- **Your task**:
Write out the whole listing again, exactly as given.

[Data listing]

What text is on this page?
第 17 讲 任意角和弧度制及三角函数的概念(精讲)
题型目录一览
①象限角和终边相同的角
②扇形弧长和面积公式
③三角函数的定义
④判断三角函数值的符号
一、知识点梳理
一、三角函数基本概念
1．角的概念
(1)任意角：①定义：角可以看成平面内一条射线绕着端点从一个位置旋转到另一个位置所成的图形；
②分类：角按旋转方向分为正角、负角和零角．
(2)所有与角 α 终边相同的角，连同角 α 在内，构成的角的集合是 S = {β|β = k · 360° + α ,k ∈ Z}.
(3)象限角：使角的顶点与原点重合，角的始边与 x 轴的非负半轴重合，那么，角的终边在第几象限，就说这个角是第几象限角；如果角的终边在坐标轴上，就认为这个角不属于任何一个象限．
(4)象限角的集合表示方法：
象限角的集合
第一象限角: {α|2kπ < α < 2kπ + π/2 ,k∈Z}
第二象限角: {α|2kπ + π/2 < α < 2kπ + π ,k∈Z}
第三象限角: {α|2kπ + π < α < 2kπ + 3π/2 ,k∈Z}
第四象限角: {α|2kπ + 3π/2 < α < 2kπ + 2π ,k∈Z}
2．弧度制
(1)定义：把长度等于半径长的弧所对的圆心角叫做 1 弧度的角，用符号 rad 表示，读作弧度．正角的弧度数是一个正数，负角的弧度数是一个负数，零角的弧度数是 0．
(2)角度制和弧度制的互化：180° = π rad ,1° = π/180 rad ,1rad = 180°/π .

- **Result**:
What text is on this page?
第 17 讲 任意角和弧度制及三角函数的概念(精讲)
题型目录一览
①象限角和终边相同的角
②扇形弧长和面积公式
③三角函数的定义
④判断三角函数值的符号
一、知识点梳理
一、三角函数基本概念
1．角的概念
(1)任意角：①定义：角可以看成平面内一条射线绕着端点从一个位置旋转到另一个位置所成的图形；
②分类：角按旋转方向分为正角、负角和零角．
(2)所有与角 α 终边相同的角，连同角 α 在内，构成的角的集合是 S = {β|β = k · 360° + α ,k ∈ Z}.
(3)象限角：使角的顶点与原点重合，角的始边与 x 轴的非负半轴重合，那么，角的终边在第几象限，就说这个角是第几象限角；如果角的终边在坐标轴上，就认为这个角不属于任何一个象限．
(4)象限角的集合表示方法：
象限角的集合
第一象限角: {α|2kπ < α < 2kπ + π/2 ,k∈Z}
第二象限角: {α|2kπ + π/2 < α < 2kπ + π ,k∈Z}
第三象限角: {α|2kπ + π < α < 2kπ + 3π/2 ,k∈Z}
第四象限角: {α|2kπ + 3π/2 < α < 2kπ + 2π ,k∈Z}
2．弧度制
(1)定义：把长度等于半径长的弧所对的圆心角叫做 1 弧度的角，用符号 rad 表示，读作弧度．正角的弧度数是一个正数，负角的弧度数是一个负数，零角的弧度数是 0．
(2)角度制和弧度制的互化：180° = π rad ,1° = π/180 rad ,1rad = 180°/π .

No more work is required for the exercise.